- Page transcription entries

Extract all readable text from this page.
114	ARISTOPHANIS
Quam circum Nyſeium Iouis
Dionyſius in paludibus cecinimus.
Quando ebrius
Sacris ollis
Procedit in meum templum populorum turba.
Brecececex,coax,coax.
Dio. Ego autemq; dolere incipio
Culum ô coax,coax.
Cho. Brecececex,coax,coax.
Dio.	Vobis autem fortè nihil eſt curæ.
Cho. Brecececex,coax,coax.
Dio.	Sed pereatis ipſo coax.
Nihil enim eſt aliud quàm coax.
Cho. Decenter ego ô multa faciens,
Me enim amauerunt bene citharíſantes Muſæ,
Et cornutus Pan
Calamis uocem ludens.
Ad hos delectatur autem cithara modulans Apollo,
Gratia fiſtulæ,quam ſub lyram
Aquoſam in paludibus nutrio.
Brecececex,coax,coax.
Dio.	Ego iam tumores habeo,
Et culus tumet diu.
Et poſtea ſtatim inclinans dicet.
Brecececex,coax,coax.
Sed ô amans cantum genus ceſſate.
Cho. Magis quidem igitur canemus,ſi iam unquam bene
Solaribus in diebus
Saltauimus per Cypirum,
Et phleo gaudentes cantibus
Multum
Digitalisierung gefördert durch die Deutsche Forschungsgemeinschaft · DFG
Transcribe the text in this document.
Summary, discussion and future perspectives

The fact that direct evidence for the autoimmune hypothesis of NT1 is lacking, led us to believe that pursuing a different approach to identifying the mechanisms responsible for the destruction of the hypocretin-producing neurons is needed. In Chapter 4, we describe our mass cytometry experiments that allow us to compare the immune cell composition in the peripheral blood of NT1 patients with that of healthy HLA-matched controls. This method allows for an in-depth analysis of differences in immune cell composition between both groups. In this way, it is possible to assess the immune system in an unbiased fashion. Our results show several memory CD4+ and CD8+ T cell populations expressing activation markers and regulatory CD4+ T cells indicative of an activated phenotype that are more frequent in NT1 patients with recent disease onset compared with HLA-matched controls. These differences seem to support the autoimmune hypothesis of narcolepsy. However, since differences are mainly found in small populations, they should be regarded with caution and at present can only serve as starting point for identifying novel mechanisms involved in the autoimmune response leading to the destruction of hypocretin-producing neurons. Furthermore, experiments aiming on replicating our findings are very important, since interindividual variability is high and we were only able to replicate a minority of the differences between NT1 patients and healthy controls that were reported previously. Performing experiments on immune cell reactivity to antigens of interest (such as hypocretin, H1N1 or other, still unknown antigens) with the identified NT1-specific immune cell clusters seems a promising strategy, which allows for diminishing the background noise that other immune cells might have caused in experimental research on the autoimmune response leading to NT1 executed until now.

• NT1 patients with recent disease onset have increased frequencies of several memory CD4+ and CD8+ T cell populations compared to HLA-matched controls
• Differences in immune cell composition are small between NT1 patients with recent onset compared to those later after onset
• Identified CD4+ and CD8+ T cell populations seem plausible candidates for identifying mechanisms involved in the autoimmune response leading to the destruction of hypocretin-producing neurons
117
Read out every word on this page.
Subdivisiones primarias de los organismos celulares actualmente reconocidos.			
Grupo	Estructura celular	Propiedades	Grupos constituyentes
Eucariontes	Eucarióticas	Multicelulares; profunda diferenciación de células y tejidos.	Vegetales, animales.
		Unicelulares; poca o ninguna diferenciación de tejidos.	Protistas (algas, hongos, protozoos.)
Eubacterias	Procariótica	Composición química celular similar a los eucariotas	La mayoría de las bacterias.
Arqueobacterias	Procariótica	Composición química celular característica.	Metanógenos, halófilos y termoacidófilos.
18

- Task brief
Starting at the line that contains "Read out every word on this page.", retype every line through the end of the records exactly, and nothing else.

- Task answer
Read out every word on this page.
Subdivisiones primarias de los organismos celulares actualmente reconocidos.			
Grupo	Estructura celular	Propiedades	Grupos constituyentes
Eucariontes	Eucarióticas	Multicelulares; profunda diferenciación de células y tejidos.	Vegetales, animales.
		Unicelulares; poca o ninguna diferenciación de tejidos.	Protistas (algas, hongos, protozoos.)
Eubacterias	Procariótica	Composición química celular similar a los eucariotas	La mayoría de las bacterias.
Arqueobacterias	Procariótica	Composición química celular característica.	Metanógenos, halófilos y termoacidófilos.
18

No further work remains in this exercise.